▶ _Written instruction_: Copy each line of the data below with the word "pensiero".

begin Record excerpts

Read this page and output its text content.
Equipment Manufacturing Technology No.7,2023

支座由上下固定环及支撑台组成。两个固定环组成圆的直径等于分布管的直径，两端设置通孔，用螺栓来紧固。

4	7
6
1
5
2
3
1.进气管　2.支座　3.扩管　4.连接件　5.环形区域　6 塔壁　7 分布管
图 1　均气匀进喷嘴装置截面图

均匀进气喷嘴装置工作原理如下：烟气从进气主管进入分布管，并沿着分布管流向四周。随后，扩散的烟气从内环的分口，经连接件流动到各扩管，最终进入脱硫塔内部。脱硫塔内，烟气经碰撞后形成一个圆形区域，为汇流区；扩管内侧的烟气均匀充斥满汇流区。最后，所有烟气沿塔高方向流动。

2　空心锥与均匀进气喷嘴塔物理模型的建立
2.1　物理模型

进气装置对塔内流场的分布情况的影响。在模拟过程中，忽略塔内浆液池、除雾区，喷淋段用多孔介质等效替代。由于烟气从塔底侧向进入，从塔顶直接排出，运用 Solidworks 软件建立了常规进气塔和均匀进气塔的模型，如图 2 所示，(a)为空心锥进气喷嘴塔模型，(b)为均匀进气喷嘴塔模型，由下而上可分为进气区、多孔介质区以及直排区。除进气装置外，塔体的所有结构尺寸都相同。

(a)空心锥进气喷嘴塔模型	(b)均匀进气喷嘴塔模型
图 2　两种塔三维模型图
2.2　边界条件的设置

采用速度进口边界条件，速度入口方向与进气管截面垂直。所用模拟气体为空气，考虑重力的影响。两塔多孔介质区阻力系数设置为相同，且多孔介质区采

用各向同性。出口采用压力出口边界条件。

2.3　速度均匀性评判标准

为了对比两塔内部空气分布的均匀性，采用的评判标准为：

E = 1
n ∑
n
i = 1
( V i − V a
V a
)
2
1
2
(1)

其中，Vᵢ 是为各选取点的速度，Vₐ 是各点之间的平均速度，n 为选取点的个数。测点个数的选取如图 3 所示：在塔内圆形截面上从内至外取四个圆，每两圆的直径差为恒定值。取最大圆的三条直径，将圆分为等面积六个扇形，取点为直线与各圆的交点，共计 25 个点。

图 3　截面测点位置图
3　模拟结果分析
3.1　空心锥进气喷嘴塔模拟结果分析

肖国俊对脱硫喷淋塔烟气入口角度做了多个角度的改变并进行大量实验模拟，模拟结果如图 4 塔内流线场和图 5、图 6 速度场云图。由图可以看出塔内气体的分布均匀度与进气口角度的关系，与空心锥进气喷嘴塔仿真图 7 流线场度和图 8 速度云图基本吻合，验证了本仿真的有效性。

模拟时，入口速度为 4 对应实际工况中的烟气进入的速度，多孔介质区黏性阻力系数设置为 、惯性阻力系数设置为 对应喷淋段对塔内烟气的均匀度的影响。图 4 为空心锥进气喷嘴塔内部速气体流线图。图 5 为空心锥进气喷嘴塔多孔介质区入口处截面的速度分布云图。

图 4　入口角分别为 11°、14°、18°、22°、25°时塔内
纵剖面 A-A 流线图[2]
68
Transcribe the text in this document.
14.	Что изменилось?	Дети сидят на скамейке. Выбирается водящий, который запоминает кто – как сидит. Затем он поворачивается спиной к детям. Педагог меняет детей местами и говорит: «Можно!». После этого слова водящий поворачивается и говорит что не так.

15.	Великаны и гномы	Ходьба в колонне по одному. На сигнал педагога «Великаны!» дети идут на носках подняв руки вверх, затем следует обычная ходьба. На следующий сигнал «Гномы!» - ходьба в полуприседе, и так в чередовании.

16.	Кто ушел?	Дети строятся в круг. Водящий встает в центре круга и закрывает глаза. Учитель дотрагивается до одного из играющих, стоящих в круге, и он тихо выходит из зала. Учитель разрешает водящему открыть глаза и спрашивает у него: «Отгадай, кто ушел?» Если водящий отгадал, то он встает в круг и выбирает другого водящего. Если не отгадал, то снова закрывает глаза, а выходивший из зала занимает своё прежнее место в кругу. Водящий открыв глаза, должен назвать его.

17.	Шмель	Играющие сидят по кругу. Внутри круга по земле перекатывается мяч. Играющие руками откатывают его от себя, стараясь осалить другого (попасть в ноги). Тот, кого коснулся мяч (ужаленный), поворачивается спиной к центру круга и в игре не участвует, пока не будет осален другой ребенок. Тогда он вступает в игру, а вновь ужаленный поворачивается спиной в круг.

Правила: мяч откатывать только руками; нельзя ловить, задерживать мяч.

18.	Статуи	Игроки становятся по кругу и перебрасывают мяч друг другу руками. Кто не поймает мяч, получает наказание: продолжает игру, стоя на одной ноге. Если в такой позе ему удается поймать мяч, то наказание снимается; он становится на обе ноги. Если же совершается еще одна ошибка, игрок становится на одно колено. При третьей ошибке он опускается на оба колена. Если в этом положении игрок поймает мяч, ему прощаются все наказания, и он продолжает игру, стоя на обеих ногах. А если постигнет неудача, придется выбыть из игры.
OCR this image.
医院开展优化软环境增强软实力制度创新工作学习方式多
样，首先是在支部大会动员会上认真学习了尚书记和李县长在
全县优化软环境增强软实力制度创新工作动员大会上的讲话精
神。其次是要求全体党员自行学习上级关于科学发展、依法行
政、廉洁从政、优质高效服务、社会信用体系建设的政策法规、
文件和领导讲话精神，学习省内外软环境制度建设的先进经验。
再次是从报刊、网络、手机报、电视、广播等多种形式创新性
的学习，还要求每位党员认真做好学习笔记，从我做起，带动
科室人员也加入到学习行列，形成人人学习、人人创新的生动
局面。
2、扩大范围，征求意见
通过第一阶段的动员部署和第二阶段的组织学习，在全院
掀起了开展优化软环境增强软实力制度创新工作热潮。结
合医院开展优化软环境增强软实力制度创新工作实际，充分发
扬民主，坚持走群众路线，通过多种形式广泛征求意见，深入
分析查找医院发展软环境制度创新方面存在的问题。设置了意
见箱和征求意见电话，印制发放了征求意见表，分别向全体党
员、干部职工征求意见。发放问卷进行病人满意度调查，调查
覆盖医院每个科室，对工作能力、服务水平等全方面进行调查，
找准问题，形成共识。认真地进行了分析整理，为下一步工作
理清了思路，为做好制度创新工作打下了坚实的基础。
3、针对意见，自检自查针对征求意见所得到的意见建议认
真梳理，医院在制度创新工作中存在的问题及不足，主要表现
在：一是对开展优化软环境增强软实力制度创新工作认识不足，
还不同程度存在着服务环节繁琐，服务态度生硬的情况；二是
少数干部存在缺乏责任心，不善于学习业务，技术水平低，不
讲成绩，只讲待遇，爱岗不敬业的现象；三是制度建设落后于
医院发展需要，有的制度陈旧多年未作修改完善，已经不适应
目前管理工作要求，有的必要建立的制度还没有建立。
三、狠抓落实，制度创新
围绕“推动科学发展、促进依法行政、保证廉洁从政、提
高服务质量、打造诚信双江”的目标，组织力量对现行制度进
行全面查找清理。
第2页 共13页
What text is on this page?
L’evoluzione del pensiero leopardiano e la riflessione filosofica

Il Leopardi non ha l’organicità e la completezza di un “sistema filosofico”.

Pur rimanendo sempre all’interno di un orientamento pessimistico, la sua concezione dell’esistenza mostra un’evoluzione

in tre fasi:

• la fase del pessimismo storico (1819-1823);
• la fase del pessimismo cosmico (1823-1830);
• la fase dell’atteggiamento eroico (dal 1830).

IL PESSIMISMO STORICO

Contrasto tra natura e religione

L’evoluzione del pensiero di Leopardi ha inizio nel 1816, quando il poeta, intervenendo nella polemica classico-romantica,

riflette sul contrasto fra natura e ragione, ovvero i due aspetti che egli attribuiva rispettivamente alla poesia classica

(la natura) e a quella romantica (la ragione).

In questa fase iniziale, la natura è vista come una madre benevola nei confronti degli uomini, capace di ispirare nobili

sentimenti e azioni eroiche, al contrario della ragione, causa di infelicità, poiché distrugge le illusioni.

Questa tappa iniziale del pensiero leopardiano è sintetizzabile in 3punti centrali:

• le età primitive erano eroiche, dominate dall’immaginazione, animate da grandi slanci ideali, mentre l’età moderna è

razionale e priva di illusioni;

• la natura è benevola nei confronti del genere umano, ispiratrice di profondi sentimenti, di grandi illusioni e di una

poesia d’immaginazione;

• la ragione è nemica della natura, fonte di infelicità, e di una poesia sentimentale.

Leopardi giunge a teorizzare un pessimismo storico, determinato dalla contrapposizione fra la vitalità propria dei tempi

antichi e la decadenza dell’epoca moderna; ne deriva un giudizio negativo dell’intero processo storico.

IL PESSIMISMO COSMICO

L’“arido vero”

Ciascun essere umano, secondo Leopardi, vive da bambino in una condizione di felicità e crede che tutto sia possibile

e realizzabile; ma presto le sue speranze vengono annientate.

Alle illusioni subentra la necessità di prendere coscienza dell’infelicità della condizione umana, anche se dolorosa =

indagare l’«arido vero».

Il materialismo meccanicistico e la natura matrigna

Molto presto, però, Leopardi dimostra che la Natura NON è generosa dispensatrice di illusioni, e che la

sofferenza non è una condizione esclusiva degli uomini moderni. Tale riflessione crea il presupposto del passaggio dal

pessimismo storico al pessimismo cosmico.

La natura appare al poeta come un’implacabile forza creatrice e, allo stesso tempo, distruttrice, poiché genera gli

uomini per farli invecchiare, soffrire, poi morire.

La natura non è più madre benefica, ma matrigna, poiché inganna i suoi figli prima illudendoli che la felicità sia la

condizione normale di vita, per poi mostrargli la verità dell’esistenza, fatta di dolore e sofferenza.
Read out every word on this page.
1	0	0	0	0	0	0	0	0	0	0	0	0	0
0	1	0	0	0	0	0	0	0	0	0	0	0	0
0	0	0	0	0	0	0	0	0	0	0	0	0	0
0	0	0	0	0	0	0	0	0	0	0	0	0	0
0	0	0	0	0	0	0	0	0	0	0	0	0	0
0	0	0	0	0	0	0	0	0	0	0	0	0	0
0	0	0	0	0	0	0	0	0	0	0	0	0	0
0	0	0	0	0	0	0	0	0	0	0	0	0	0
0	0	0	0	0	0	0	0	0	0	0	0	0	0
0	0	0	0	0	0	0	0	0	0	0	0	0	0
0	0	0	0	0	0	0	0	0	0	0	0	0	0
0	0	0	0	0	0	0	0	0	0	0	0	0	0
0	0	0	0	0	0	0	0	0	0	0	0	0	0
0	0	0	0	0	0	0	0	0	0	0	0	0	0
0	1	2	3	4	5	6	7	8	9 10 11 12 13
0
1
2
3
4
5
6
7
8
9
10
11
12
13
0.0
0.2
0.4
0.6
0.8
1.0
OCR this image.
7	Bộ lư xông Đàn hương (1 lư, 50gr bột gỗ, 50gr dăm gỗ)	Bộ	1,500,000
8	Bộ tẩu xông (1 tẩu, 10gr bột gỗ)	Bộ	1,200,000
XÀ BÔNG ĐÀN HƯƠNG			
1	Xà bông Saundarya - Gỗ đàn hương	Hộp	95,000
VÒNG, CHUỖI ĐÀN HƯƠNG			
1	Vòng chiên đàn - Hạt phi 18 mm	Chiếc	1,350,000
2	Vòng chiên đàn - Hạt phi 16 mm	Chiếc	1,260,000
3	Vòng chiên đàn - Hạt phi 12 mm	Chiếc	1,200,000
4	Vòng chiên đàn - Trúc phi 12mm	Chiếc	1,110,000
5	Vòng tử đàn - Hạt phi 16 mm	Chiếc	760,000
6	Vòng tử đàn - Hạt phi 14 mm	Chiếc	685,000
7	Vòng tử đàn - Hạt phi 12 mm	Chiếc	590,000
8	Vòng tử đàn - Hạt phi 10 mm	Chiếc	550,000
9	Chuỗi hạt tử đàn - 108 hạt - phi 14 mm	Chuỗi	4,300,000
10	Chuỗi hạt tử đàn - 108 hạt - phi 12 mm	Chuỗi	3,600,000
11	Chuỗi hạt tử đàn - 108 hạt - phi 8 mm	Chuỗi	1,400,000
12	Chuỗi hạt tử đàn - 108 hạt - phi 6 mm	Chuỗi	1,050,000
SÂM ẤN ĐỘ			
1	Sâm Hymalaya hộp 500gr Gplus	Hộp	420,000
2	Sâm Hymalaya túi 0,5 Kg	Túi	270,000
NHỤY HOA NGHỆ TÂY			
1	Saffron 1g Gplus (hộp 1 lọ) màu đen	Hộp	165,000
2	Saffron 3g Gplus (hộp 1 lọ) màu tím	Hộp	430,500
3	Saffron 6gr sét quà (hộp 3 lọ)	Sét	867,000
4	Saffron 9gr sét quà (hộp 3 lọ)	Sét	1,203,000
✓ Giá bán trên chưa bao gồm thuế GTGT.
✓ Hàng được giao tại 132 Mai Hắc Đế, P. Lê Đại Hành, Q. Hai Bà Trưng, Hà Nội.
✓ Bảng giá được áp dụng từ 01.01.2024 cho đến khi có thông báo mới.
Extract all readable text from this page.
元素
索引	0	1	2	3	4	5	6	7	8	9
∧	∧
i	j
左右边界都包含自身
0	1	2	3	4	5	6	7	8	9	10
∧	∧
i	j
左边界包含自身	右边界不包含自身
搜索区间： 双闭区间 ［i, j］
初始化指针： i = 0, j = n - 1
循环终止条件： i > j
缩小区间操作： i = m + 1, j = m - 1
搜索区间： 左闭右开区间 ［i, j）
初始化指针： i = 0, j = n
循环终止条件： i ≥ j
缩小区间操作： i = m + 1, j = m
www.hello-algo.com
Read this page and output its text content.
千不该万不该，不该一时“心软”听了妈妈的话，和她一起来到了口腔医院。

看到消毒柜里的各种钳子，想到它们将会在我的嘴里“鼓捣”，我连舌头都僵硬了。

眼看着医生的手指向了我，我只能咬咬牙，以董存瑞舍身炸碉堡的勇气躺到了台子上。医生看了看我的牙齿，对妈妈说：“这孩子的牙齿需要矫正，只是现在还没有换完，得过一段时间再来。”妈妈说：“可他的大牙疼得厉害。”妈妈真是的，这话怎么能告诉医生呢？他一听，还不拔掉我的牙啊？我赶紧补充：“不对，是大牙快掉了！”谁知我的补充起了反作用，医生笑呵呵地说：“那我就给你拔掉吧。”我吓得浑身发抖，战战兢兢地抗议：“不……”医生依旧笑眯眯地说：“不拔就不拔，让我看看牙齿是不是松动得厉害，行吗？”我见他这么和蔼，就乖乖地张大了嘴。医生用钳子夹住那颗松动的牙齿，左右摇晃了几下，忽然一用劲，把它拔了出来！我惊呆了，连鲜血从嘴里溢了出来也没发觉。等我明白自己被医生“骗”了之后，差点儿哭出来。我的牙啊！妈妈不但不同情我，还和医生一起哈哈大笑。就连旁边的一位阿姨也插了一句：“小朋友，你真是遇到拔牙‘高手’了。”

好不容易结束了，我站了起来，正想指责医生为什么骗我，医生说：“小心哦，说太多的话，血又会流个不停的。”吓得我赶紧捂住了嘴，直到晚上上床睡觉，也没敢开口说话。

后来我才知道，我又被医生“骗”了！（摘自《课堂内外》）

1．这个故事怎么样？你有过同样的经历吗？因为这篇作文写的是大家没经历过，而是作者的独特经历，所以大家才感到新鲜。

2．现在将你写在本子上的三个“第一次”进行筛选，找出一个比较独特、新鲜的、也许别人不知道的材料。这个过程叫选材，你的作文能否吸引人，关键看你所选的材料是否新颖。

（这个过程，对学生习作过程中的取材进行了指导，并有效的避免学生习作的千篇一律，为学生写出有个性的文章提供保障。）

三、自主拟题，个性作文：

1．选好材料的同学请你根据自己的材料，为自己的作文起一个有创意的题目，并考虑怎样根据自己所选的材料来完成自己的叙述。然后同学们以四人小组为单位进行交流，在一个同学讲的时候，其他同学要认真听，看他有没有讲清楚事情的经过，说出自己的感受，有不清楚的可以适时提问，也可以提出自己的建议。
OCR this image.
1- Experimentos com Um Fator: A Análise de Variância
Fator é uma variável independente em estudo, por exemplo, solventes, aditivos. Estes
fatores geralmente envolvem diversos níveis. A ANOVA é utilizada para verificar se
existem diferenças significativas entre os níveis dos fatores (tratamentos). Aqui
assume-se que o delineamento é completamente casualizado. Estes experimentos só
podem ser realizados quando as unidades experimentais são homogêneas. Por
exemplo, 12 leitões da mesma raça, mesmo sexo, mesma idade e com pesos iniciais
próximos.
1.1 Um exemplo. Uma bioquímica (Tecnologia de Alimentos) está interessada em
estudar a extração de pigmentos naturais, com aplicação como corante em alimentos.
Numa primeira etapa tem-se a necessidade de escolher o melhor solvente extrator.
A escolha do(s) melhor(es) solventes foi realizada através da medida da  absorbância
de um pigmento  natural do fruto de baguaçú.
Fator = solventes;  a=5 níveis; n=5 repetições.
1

end Record excerpts

▶ _Response for this exercise_:
L’evoluzione del pensiero leopardiano e la riflessione filosofica
L’evoluzione del pensiero di Leopardi ha inizio nel 1816, quando il poeta, intervenendo nella polemica classico-romantica,
Questa tappa iniziale del pensiero leopardiano è sintetizzabile in 3punti centrali:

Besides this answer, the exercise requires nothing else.